- What you need to do -
List each line of the data that holds the word "symbol".

- Records provided -
◇ ◇ ◇ ◇ ◇ ◇ ◇
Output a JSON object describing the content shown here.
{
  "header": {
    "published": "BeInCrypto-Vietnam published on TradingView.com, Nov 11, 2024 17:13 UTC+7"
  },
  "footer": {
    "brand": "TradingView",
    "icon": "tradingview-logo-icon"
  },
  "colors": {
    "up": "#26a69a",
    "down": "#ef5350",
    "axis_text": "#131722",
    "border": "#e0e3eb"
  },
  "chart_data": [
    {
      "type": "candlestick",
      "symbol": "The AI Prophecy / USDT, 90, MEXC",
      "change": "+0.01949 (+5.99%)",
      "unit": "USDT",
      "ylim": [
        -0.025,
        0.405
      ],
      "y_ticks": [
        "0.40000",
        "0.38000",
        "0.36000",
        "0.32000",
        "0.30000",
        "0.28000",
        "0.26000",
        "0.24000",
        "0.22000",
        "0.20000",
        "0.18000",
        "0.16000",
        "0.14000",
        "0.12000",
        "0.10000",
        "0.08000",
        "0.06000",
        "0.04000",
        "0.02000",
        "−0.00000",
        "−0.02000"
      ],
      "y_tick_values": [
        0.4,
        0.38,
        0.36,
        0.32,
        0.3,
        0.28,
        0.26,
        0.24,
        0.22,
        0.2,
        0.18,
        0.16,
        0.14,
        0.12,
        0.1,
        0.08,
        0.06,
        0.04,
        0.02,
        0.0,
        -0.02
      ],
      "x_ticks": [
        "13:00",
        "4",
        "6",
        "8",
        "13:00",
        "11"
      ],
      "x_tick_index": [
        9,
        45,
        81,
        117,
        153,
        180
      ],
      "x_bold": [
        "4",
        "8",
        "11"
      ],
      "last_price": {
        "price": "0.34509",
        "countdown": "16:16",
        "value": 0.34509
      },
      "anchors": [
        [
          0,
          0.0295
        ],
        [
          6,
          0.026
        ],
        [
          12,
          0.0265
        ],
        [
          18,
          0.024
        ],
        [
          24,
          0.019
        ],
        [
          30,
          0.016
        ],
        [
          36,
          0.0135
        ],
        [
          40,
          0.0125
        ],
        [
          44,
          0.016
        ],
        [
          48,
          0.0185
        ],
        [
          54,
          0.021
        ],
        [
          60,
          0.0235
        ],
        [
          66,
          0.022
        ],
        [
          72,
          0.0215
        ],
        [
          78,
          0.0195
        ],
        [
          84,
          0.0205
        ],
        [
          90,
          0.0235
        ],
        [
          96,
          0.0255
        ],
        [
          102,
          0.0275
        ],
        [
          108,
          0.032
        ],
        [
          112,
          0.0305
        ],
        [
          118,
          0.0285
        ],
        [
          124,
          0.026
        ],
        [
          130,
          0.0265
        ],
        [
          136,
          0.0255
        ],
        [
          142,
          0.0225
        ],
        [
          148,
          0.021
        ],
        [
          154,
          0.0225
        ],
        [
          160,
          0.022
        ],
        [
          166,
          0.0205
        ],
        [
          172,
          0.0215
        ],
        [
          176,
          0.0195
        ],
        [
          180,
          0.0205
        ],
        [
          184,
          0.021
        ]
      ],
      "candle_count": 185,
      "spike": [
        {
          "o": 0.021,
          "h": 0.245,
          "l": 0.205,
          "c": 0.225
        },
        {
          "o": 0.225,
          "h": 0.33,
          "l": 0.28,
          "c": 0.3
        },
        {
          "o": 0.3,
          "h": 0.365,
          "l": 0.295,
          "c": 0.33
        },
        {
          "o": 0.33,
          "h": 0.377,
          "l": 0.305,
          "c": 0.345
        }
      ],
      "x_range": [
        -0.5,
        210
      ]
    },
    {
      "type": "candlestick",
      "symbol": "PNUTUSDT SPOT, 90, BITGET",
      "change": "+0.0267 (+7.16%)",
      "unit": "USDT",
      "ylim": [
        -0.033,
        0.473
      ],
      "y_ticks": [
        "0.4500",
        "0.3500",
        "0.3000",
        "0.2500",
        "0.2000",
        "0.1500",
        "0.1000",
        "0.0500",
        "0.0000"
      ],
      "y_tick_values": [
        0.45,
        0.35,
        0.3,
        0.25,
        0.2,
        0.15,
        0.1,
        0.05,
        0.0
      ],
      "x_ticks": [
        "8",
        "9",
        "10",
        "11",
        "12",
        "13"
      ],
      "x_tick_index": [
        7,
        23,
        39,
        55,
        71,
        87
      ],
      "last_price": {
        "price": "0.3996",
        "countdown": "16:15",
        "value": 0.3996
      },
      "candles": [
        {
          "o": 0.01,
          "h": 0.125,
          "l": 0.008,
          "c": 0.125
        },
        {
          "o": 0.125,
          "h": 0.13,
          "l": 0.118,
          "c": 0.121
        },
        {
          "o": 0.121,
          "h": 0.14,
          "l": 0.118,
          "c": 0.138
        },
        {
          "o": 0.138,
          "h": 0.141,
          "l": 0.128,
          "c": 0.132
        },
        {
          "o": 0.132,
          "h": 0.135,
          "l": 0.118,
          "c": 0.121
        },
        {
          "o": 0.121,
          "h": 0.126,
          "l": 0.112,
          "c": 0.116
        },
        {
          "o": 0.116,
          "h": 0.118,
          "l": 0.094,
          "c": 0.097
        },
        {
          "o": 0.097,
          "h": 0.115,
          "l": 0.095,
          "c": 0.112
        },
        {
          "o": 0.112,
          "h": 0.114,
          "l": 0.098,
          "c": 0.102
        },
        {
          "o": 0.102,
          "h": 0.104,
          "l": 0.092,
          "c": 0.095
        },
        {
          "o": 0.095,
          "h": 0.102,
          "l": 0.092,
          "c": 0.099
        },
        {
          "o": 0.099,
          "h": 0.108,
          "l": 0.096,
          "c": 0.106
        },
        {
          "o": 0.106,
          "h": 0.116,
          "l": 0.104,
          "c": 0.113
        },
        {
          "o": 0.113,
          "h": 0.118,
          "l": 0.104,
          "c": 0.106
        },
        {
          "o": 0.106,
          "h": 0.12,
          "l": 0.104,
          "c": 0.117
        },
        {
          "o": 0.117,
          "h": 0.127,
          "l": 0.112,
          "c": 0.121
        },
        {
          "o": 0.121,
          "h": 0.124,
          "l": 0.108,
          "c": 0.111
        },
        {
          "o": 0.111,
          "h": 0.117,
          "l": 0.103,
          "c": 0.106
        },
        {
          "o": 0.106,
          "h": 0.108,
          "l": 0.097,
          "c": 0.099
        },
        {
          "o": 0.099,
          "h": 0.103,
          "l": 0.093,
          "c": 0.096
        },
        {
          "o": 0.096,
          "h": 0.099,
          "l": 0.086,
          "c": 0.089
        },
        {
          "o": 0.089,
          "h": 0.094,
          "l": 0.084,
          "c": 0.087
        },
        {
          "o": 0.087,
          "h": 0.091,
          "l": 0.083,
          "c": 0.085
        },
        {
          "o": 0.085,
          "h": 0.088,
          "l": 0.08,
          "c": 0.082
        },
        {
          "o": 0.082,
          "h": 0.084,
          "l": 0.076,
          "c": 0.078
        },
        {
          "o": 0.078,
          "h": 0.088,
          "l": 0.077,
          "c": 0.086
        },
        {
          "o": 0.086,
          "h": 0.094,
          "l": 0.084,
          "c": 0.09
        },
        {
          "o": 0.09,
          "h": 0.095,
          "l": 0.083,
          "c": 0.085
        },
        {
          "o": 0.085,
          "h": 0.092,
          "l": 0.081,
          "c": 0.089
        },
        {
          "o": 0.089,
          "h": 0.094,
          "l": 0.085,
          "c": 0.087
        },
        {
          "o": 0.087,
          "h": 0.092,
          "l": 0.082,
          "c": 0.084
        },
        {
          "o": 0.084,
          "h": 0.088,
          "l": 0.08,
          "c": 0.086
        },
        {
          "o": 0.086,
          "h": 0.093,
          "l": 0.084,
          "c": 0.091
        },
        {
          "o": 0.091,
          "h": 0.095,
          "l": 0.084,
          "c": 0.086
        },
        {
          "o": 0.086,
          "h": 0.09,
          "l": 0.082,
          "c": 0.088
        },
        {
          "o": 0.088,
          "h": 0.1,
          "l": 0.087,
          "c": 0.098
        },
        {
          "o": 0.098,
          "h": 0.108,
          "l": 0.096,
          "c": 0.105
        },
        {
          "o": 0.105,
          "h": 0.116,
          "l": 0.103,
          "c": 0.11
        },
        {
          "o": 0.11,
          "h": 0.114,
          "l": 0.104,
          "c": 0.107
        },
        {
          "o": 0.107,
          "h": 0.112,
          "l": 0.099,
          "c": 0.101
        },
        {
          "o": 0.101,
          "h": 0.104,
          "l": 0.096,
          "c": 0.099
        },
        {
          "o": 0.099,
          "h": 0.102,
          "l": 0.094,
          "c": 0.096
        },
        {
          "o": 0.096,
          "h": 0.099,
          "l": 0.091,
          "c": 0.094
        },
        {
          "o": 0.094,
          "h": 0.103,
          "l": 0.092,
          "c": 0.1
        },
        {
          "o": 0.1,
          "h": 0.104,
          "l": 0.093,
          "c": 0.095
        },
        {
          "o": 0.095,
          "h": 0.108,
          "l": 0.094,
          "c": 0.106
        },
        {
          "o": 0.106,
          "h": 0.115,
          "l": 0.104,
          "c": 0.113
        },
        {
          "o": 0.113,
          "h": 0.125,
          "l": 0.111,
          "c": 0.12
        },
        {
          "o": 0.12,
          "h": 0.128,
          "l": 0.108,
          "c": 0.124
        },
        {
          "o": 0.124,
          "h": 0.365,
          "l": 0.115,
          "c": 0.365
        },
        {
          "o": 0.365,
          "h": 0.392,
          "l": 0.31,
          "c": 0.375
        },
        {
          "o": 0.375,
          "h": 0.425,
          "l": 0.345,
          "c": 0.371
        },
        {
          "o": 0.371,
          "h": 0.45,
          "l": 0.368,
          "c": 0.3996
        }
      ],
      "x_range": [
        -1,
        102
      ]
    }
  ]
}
◇ ◇ ◇ ◇ ◇ ◇ ◇
- Result of the task -
      "symbol": "The AI Prophecy / USDT, 90, MEXC",
      "symbol": "PNUTUSDT SPOT, 90, BITGET",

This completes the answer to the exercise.